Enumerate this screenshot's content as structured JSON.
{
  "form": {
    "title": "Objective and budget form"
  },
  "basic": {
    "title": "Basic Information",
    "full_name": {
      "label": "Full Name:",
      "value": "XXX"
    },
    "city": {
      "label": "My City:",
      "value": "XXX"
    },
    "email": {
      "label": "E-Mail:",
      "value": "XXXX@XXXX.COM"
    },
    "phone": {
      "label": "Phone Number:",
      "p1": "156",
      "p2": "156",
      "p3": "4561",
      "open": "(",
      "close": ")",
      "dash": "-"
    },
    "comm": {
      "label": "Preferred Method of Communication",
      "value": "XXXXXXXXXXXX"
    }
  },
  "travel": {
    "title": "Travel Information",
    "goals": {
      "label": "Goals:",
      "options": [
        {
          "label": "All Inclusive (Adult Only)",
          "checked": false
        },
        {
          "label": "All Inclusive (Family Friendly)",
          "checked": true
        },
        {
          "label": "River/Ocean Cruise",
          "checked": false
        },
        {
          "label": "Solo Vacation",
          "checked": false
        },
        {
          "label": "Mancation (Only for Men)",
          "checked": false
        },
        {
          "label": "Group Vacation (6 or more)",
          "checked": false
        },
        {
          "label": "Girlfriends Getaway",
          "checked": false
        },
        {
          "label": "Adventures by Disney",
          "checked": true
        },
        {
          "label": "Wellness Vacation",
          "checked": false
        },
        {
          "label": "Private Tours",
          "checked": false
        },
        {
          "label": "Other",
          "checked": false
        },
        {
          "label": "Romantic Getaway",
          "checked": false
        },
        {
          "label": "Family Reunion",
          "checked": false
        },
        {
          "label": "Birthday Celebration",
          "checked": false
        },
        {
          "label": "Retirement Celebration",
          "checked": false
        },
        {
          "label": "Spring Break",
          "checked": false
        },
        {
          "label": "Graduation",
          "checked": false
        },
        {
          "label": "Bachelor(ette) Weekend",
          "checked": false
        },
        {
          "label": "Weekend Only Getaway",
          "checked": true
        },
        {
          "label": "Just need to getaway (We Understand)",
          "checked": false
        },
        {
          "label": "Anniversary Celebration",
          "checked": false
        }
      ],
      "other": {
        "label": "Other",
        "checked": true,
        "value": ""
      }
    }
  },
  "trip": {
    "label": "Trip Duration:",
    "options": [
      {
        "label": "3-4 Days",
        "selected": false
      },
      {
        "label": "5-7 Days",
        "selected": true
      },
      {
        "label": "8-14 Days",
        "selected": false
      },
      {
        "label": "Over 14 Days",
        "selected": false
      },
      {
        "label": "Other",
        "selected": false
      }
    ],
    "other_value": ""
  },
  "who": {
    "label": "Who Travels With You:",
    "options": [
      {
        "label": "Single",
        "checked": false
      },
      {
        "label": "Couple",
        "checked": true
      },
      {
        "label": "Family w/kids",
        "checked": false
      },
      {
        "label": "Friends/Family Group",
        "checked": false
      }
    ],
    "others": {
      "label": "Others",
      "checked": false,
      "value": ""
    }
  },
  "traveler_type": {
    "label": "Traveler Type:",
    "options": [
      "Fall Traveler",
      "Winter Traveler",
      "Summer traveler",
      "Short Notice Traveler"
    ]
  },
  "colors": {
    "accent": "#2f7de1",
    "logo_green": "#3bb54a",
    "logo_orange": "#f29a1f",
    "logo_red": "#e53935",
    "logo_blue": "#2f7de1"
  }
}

****************************************

Extract each entry in full, exactly as given.

Enumerate this screenshot's content as structured JSON.
{
  "form": {
    "title": "Objective and budget form"
  },
  "basic": {
    "title": "Basic Information",
    "full_name": {
      "label": "Full Name:",
      "value": "XXX"
    },
    "city": {
      "label": "My City:",
      "value": "XXX"
    },
    "email": {
      "label": "E-Mail:",
      "value": "XXXX@XXXX.COM"
    },
    "phone": {
      "label": "Phone Number:",
      "p1": "156",
      "p2": "156",
      "p3": "4561",
      "open": "(",
      "close": ")",
      "dash": "-"
    },
    "comm": {
      "label": "Preferred Method of Communication",
      "value": "XXXXXXXXXXXX"
    }
  },
  "travel": {
    "title": "Travel Information",
    "goals": {
      "label": "Goals:",
      "options": [
        {
          "label": "All Inclusive (Adult Only)",
          "checked": false
        },
        {
          "label": "All Inclusive (Family Friendly)",
          "checked": true
        },
        {
          "label": "River/Ocean Cruise",
          "checked": false
        },
        {
          "label": "Solo Vacation",
          "checked": false
        },
        {
          "label": "Mancation (Only for Men)",
          "checked": false
        },
        {
          "label": "Group Vacation (6 or more)",
          "checked": false
        },
        {
          "label": "Girlfriends Getaway",
          "checked": false
        },
        {
          "label": "Adventures by Disney",
          "checked": true
        },
        {
          "label": "Wellness Vacation",
          "checked": false
        },
        {
          "label": "Private Tours",
          "checked": false
        },
        {
          "label": "Other",
          "checked": false
        },
        {
          "label": "Romantic Getaway",
          "checked": false
        },
        {
          "label": "Family Reunion",
          "checked": false
        },
        {
          "label": "Birthday Celebration",
          "checked": false
        },
        {
          "label": "Retirement Celebration",
          "checked": false
        },
        {
          "label": "Spring Break",
          "checked": false
        },
        {
          "label": "Graduation",
          "checked": false
        },
        {
          "label": "Bachelor(ette) Weekend",
          "checked": false
        },
        {
          "label": "Weekend Only Getaway",
          "checked": true
        },
        {
          "label": "Just need to getaway (We Understand)",
          "checked": false
        },
        {
          "label": "Anniversary Celebration",
          "checked": false
        }
      ],
      "other": {
        "label": "Other",
        "checked": true,
        "value": ""
      }
    }
  },
  "trip": {
    "label": "Trip Duration:",
    "options": [
      {
        "label": "3-4 Days",
        "selected": false
      },
      {
        "label": "5-7 Days",
        "selected": true
      },
      {
        "label": "8-14 Days",
        "selected": false
      },
      {
        "label": "Over 14 Days",
        "selected": false
      },
      {
        "label": "Other",
        "selected": false
      }
    ],
    "other_value": ""
  },
  "who": {
    "label": "Who Travels With You:",
    "options": [
      {
        "label": "Single",
        "checked": false
      },
      {
        "label": "Couple",
        "checked": true
      },
      {
        "label": "Family w/kids",
        "checked": false
      },
      {
        "label": "Friends/Family Group",
        "checked": false
      }
    ],
    "others": {
      "label": "Others",
      "checked": false,
      "value": ""
    }
  },
  "traveler_type": {
    "label": "Traveler Type:",
    "options": [
      "Fall Traveler",
      "Winter Traveler",
      "Summer traveler",
      "Short Notice Traveler"
    ]
  },
  "colors": {
    "accent": "#2f7de1",
    "logo_green": "#3bb54a",
    "logo_orange": "#f29a1f",
    "logo_red": "#e53935",
    "logo_blue": "#2f7de1"
  }
}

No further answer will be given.